==== EXCERPTED RECORDS ====

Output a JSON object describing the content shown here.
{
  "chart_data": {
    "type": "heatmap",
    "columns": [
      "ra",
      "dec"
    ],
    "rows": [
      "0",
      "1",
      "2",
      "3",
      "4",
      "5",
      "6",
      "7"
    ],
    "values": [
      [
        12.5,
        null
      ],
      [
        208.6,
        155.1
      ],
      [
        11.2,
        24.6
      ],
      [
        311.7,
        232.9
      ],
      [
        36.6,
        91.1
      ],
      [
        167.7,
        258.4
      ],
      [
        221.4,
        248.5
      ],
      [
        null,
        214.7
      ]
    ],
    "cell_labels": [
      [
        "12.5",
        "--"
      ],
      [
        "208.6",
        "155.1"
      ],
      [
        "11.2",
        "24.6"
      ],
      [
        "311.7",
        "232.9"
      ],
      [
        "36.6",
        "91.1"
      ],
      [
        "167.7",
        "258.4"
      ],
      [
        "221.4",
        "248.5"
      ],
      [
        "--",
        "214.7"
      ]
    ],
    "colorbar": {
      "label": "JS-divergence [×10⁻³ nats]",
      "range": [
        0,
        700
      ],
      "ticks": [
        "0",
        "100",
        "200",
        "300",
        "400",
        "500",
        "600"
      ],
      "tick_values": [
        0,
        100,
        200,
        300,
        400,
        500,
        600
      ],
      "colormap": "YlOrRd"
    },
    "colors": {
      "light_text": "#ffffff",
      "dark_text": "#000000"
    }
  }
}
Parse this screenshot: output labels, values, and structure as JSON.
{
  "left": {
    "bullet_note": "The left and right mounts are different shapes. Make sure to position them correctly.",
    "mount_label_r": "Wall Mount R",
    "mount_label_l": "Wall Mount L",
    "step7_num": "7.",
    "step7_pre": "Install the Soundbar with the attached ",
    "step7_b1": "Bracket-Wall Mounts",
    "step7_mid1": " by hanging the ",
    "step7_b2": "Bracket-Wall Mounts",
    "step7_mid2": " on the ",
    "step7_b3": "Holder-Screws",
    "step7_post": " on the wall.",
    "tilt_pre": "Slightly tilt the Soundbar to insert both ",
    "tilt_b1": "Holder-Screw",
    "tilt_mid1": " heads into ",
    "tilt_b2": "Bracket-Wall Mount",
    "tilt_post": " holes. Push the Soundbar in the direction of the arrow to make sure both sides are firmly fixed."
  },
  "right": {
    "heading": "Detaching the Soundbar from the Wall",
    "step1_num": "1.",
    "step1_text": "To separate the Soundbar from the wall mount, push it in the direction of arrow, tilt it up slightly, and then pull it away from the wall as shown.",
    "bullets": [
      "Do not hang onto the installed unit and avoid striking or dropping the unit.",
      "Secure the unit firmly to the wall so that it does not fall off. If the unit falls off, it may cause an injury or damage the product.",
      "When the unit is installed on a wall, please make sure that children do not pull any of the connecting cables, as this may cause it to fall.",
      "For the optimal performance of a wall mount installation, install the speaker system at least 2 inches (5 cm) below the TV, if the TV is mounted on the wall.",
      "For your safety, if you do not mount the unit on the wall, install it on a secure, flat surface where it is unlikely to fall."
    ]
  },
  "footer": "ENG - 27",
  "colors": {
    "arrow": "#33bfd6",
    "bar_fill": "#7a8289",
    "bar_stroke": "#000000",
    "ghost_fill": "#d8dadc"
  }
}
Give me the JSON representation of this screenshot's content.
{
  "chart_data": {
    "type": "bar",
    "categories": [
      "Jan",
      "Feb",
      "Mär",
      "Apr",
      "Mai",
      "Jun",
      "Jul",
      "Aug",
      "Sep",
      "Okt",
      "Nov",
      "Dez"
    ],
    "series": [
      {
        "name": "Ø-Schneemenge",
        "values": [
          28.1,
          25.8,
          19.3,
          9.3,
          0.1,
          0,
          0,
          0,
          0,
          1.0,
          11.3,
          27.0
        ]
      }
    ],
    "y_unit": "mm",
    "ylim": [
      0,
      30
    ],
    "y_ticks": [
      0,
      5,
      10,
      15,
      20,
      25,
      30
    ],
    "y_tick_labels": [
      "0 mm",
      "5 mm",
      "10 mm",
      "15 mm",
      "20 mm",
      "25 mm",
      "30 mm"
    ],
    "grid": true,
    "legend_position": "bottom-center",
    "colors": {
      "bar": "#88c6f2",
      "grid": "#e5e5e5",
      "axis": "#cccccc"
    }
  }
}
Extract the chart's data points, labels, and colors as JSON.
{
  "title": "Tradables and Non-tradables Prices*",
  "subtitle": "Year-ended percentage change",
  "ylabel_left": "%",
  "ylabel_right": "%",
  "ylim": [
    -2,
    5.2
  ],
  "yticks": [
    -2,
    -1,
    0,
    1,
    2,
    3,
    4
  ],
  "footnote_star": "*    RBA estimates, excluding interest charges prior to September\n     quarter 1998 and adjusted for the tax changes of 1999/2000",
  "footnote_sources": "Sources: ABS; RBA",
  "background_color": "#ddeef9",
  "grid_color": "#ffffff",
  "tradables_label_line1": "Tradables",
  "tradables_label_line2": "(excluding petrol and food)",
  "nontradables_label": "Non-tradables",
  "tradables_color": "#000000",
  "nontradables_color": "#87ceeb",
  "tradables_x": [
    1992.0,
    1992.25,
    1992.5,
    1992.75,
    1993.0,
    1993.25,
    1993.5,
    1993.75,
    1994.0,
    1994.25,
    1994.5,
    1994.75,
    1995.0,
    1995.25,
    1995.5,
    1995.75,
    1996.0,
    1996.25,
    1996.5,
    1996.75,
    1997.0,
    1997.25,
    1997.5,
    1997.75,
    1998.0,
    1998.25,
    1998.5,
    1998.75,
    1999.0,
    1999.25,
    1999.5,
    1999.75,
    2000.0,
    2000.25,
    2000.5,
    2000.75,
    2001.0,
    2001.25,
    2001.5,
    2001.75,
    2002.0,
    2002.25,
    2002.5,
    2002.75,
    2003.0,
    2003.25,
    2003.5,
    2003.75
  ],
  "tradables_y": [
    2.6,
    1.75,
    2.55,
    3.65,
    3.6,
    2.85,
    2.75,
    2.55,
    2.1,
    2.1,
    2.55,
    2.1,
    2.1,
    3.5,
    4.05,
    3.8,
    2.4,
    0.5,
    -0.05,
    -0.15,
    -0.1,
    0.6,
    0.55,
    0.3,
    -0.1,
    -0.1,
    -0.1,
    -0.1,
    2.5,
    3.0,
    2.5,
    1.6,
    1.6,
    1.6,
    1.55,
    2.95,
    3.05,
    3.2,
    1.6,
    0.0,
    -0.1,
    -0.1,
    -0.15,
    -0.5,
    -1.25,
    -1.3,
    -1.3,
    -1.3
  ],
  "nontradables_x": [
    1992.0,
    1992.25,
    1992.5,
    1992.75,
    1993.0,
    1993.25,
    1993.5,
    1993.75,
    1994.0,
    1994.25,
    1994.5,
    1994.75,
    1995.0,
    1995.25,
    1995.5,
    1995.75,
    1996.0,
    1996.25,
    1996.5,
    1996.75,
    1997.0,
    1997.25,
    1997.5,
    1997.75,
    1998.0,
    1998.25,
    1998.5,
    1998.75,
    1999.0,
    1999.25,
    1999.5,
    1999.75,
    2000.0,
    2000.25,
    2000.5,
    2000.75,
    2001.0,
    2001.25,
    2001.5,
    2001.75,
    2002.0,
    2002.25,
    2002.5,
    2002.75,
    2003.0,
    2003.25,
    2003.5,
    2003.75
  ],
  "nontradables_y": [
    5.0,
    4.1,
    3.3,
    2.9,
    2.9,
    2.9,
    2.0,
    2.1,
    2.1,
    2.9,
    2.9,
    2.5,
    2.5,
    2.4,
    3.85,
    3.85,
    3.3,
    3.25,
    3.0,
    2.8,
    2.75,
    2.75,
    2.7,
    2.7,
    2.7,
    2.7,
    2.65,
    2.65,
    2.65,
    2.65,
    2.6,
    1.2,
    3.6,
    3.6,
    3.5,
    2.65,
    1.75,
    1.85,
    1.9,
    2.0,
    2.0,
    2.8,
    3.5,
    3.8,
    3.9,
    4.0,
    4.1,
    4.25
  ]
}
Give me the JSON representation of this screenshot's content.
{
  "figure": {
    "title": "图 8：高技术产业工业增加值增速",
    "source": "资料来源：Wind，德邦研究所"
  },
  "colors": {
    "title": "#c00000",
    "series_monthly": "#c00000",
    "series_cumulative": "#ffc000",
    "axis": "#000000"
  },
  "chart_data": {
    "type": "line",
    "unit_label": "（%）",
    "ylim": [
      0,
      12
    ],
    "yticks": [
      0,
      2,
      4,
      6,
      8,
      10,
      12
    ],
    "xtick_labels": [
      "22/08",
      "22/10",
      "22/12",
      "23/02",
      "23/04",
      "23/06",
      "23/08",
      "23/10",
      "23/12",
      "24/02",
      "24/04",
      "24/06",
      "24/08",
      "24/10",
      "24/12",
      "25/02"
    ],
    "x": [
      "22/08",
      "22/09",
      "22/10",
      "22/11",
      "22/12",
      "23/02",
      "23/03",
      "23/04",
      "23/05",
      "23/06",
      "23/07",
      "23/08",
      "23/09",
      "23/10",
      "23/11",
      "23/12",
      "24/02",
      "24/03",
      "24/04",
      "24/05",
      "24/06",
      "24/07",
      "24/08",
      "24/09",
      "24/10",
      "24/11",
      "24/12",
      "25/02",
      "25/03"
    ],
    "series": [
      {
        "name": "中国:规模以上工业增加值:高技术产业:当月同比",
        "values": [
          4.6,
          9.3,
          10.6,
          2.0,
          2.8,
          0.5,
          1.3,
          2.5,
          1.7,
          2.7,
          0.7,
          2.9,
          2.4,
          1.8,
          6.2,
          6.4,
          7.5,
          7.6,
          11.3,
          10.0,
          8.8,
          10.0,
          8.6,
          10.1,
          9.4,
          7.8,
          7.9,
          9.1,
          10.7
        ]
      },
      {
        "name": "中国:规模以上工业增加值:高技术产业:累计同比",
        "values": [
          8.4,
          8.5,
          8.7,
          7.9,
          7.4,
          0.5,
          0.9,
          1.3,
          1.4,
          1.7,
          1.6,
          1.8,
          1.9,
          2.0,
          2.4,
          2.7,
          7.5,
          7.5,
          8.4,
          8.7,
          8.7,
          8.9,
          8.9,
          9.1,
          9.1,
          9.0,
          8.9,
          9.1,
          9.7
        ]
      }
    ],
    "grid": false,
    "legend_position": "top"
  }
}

====

TASK = From the listing above, pick out every line containing "规模以上工业增加值".

TASK RESULT =
        "name": "中国:规模以上工业增加值:高技术产业:当月同比",
        "name": "中国:规模以上工业增加值:高技术产业:累计同比",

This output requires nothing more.